TASK TO CARRY OUT:
Go over the entries below line by line, copying each one that contains the word "GitHub".
─── THE INPUT ───
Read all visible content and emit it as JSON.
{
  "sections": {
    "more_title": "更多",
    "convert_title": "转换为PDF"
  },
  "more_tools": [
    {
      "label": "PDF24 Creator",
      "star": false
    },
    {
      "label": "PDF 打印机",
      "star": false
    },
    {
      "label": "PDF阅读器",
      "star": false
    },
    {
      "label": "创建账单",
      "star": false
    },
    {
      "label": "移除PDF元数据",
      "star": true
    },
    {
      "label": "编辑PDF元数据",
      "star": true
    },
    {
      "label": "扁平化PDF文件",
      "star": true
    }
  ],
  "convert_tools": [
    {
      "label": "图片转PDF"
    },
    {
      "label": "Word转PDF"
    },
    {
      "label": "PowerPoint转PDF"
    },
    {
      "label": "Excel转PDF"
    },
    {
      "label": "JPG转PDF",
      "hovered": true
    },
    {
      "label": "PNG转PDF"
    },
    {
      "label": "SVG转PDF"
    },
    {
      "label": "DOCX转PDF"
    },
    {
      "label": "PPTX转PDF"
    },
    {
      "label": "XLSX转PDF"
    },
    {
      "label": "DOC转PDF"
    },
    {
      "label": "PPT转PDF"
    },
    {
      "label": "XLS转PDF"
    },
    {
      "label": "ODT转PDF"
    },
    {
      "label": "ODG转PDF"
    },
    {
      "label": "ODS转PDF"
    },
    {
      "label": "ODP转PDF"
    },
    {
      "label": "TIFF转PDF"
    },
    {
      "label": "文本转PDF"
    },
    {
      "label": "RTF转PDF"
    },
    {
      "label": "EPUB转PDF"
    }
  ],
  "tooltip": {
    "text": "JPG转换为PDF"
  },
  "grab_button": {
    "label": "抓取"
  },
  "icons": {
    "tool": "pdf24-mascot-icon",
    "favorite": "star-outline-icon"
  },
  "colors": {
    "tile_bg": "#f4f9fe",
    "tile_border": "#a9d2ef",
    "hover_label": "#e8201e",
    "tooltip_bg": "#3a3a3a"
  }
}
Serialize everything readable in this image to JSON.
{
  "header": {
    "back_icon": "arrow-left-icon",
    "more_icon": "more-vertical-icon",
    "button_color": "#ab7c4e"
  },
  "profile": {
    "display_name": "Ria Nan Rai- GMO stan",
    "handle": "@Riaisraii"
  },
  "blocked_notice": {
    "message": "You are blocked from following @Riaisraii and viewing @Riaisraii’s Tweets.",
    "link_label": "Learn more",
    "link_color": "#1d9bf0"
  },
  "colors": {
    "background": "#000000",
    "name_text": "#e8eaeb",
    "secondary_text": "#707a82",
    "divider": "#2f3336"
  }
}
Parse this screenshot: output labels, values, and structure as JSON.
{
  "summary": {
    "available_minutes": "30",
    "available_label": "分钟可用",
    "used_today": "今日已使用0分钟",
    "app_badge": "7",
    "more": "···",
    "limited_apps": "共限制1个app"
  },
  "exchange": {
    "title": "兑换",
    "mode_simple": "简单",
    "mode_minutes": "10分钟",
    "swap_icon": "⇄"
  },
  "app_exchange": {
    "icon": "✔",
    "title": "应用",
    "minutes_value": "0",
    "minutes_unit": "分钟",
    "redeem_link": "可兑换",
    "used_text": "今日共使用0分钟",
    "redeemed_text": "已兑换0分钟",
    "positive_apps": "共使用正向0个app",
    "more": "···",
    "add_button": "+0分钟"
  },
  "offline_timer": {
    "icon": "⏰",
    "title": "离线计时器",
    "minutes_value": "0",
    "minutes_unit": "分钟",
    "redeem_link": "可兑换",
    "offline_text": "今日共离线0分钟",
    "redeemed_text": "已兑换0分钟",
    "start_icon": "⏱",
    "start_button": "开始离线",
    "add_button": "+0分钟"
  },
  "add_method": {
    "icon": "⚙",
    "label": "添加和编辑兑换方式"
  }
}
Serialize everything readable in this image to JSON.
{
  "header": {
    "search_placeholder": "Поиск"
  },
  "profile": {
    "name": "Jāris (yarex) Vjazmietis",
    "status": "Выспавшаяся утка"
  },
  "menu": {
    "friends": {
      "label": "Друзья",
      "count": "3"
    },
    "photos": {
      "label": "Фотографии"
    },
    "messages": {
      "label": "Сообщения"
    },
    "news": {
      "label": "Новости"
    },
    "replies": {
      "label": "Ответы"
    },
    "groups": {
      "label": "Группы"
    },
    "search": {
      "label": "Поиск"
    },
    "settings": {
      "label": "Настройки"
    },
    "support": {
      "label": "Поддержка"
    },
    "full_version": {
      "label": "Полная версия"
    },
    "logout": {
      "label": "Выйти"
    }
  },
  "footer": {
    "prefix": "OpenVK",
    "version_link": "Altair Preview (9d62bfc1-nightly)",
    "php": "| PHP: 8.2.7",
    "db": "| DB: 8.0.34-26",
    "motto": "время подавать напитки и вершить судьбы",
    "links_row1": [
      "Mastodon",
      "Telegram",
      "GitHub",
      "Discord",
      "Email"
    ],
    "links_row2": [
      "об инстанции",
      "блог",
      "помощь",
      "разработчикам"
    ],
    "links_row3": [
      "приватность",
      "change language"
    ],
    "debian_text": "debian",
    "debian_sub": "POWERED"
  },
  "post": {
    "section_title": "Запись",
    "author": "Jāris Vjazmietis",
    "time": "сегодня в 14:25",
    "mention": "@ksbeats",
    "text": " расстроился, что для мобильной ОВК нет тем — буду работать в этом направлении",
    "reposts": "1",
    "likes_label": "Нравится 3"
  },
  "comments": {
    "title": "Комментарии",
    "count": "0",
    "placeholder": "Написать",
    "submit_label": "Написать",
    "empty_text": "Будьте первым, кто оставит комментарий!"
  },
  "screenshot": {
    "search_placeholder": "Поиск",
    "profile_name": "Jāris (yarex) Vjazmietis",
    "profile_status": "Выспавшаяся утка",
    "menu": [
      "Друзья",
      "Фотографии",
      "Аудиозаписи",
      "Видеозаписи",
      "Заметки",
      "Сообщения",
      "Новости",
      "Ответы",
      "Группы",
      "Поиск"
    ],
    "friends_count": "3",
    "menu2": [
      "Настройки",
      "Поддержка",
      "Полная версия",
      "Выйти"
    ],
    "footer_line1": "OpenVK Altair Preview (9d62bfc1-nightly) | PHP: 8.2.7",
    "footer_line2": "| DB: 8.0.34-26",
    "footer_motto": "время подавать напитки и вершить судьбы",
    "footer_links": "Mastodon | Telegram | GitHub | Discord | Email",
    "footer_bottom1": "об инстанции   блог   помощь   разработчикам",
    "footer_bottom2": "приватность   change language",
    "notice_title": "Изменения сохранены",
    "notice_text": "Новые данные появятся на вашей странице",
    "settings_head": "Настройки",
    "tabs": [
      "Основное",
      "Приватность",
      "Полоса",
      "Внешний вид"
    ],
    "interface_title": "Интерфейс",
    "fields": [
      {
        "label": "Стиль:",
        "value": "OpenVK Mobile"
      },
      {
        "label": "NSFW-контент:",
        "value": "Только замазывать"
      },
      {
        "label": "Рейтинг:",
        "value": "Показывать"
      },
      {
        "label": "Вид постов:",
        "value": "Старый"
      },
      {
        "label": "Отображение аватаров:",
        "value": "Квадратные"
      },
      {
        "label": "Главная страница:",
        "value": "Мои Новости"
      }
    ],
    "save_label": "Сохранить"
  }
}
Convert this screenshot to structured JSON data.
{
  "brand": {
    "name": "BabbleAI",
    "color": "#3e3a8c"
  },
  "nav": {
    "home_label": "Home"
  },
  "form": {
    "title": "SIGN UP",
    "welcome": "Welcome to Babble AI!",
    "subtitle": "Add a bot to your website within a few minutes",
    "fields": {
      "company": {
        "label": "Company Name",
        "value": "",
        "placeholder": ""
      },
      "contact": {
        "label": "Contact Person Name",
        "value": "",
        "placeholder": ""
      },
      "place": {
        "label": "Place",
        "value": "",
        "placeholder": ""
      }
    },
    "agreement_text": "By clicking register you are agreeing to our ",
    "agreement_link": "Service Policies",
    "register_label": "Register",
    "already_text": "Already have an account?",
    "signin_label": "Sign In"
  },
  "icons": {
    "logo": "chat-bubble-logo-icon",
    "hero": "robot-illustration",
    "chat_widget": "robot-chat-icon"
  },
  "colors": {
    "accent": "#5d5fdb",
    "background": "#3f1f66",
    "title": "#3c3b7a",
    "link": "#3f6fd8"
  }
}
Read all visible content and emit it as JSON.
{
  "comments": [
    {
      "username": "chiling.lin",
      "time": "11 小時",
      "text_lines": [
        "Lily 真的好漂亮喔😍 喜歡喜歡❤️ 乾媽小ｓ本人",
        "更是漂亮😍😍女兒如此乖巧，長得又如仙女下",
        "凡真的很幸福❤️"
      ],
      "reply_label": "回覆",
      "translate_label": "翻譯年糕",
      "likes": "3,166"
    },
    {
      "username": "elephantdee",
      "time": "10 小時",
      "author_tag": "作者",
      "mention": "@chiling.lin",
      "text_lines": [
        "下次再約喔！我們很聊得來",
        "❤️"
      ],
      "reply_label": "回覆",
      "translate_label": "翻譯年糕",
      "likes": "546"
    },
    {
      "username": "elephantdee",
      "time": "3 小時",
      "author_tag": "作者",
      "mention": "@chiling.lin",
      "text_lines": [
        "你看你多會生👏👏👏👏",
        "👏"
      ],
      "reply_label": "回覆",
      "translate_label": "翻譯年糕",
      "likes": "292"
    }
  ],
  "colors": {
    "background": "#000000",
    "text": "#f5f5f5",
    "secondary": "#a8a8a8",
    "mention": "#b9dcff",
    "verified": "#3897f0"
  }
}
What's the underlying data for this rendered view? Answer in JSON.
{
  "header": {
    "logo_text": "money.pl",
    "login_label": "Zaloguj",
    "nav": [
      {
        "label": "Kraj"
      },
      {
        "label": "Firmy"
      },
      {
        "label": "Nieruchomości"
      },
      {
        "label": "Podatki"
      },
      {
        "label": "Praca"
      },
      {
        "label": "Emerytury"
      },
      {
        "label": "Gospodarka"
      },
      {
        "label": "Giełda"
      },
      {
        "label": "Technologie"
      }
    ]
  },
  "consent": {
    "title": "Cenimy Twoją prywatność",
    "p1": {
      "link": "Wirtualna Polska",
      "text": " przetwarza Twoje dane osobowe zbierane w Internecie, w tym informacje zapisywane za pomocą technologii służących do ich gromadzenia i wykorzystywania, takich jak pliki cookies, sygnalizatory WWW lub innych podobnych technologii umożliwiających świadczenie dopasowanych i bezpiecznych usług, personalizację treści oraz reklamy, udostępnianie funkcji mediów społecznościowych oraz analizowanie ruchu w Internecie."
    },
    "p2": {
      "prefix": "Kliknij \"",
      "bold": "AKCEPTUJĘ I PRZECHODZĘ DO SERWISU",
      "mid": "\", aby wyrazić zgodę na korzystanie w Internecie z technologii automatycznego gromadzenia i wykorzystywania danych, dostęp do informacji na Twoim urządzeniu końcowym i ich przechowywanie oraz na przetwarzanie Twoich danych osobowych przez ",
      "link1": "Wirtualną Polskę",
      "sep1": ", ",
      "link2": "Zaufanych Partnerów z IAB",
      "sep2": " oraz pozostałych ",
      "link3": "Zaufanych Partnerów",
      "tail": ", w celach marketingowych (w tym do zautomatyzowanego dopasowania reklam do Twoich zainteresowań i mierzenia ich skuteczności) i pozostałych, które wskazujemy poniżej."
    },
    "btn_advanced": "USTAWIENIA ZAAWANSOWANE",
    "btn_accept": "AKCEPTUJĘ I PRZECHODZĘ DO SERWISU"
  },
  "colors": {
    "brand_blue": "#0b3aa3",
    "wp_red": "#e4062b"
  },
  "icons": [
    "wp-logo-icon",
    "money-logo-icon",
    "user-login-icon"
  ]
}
───
RESPONSE BELOW:
      "GitHub",
    "footer_links": "Mastodon | Telegram | GitHub | Discord | Email",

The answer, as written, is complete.